[Source records]
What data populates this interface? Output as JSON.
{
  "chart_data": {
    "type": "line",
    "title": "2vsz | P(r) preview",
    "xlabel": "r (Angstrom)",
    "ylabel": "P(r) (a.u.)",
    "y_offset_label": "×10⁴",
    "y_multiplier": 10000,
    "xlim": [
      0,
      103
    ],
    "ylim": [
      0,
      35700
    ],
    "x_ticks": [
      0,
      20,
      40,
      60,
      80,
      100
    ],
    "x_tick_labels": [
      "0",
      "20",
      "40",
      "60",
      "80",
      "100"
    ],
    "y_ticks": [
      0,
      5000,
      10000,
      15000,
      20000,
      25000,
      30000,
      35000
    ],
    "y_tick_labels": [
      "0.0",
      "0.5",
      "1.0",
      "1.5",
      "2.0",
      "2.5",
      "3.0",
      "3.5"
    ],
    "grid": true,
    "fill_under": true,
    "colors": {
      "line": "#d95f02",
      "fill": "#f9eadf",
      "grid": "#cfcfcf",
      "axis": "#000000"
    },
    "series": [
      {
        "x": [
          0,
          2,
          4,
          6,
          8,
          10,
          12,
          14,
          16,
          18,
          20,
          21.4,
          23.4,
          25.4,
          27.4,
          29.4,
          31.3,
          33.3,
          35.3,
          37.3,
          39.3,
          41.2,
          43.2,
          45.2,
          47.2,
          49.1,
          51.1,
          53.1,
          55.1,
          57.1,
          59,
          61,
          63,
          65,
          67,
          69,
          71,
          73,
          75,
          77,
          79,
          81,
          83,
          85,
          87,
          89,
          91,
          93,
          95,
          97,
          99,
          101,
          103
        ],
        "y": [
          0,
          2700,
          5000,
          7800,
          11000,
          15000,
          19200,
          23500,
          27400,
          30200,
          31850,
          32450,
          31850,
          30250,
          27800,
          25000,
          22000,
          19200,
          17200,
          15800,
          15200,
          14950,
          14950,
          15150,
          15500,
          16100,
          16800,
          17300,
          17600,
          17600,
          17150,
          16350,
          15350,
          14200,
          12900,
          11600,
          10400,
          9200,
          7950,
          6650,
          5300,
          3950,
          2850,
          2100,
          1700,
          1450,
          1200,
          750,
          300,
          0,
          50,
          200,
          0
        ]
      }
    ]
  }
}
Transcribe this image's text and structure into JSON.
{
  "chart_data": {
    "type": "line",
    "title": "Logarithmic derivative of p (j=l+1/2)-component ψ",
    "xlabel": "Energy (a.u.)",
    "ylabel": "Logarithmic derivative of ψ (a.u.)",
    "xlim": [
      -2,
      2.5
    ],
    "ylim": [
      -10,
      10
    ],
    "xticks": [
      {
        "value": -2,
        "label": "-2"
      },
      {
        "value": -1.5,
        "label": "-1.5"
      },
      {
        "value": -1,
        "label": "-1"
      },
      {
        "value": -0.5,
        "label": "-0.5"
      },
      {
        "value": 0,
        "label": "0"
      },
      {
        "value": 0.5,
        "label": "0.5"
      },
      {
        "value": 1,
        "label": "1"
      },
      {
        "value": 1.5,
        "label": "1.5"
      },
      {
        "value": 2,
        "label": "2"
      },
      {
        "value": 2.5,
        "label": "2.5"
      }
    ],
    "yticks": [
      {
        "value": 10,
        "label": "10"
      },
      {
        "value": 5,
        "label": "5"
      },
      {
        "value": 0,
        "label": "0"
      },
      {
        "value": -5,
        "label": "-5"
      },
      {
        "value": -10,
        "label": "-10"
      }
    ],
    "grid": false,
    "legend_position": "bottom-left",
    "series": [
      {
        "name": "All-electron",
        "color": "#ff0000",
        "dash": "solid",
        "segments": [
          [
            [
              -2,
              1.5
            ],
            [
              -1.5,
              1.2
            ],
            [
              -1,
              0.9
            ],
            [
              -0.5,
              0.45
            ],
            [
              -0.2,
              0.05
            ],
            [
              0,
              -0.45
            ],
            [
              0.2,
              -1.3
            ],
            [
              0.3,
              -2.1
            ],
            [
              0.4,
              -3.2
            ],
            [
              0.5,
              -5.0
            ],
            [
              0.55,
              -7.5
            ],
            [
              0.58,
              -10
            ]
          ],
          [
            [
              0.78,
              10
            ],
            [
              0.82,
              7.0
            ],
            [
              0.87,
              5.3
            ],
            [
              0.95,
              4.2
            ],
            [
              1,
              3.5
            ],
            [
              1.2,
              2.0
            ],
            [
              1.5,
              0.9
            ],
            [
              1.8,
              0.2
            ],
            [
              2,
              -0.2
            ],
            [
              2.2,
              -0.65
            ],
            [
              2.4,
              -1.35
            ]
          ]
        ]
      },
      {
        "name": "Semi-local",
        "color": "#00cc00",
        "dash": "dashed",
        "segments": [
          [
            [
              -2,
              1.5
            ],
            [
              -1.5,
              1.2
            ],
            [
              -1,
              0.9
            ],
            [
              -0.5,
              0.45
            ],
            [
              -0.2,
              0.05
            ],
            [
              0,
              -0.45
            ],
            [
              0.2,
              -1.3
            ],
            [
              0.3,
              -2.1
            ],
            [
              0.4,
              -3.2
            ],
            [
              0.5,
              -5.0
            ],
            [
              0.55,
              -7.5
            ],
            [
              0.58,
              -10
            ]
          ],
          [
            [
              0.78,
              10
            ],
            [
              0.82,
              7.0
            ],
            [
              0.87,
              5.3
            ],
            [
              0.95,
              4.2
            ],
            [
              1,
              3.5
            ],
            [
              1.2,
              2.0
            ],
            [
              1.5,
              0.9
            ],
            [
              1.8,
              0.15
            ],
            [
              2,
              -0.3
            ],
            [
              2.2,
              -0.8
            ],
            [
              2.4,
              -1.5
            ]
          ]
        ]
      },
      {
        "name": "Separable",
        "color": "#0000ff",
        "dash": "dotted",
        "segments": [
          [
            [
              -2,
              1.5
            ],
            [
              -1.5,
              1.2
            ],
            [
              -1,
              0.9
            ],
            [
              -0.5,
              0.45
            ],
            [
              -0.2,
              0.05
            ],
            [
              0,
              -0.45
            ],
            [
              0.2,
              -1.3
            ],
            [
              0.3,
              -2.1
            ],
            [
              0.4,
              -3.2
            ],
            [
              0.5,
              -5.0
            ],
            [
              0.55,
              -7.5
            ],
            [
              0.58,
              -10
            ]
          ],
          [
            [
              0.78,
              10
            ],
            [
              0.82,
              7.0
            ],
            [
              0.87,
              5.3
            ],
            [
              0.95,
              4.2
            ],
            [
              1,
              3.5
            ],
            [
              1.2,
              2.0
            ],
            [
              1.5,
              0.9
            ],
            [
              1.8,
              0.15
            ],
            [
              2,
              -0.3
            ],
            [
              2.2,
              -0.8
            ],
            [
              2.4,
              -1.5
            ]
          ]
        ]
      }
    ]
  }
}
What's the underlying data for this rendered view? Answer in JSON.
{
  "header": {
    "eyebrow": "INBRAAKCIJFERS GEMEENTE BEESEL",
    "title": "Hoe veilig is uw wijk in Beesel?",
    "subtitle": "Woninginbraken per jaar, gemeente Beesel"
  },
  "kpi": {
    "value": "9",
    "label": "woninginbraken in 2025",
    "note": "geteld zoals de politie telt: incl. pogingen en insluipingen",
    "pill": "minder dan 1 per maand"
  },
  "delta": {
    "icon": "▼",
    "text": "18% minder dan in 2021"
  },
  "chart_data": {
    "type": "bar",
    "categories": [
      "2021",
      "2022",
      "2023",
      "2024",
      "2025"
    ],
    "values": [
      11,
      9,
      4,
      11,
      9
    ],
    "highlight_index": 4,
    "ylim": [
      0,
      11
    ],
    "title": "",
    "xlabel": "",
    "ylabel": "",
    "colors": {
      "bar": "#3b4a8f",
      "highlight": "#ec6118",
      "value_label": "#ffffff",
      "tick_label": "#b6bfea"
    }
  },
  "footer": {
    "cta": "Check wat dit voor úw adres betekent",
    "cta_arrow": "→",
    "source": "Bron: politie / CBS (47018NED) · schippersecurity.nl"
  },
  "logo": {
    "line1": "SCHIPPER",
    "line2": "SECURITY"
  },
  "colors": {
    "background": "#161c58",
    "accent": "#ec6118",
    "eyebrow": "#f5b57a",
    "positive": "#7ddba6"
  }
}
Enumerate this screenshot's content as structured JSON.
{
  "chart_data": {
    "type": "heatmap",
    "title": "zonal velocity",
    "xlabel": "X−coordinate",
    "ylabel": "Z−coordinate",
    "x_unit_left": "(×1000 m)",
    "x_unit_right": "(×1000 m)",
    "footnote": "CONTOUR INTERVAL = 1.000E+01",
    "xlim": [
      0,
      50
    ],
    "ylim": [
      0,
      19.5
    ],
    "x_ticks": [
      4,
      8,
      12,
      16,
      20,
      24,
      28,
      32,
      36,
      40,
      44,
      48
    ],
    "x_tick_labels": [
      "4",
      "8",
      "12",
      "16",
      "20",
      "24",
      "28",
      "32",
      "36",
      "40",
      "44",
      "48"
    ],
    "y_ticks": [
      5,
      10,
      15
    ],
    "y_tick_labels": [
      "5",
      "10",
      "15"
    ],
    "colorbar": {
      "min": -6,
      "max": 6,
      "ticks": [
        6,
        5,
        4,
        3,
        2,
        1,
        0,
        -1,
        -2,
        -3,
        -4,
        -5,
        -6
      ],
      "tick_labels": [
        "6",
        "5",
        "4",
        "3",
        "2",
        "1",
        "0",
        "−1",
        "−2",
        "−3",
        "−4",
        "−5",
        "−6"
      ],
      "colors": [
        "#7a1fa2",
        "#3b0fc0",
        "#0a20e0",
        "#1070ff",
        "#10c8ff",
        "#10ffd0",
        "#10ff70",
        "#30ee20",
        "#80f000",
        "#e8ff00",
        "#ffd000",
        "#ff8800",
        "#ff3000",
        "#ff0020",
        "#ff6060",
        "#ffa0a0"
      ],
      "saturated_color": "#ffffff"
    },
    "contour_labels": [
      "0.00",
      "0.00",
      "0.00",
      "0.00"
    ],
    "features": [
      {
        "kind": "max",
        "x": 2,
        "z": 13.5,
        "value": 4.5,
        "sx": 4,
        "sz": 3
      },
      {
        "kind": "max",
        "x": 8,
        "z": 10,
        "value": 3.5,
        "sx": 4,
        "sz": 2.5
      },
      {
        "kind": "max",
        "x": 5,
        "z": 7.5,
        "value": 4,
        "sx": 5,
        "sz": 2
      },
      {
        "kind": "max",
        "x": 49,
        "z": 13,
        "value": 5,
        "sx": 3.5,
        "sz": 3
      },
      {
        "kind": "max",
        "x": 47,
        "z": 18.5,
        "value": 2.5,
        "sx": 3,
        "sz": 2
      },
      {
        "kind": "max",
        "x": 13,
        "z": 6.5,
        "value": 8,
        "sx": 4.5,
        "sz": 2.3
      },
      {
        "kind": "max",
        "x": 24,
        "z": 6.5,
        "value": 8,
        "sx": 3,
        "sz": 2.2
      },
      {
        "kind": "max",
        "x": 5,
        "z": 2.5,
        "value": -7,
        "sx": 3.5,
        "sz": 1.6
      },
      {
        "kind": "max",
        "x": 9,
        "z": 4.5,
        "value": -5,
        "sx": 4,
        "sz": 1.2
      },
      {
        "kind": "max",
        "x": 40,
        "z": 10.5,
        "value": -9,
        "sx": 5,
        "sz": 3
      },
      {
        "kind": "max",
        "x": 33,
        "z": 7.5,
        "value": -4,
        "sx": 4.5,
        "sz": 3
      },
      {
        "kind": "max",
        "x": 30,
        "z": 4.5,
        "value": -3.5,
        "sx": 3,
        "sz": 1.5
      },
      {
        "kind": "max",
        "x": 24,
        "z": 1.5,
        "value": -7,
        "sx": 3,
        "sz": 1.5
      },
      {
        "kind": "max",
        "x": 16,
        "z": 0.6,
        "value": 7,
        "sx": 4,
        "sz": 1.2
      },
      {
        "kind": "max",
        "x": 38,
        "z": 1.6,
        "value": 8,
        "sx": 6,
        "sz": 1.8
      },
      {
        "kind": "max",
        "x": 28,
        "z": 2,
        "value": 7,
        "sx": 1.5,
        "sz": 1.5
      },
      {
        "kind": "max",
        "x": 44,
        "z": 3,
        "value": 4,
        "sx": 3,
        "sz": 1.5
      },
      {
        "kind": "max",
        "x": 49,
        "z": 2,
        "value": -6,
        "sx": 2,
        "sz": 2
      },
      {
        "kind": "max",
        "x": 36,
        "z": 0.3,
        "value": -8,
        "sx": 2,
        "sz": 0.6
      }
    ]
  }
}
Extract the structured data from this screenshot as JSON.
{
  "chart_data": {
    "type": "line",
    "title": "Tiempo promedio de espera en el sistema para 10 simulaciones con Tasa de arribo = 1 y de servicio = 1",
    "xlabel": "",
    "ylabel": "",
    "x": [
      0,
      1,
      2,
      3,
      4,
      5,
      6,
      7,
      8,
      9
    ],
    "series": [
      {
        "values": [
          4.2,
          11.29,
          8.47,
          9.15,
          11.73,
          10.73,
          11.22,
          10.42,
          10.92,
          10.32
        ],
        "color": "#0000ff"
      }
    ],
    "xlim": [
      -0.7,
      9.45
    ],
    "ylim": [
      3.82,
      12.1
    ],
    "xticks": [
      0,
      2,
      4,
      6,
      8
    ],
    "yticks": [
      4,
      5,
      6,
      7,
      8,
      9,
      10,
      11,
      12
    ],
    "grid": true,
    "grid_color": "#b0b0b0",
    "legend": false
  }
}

■ EXERCISE DESCRIPTION
Look over the listing above. Pick out and copy every line that includes "screenshot".

■ ANSWER TO THIS PROBLEM
Enumerate this screenshot's content as structured JSON.
Extract the structured data from this screenshot as JSON.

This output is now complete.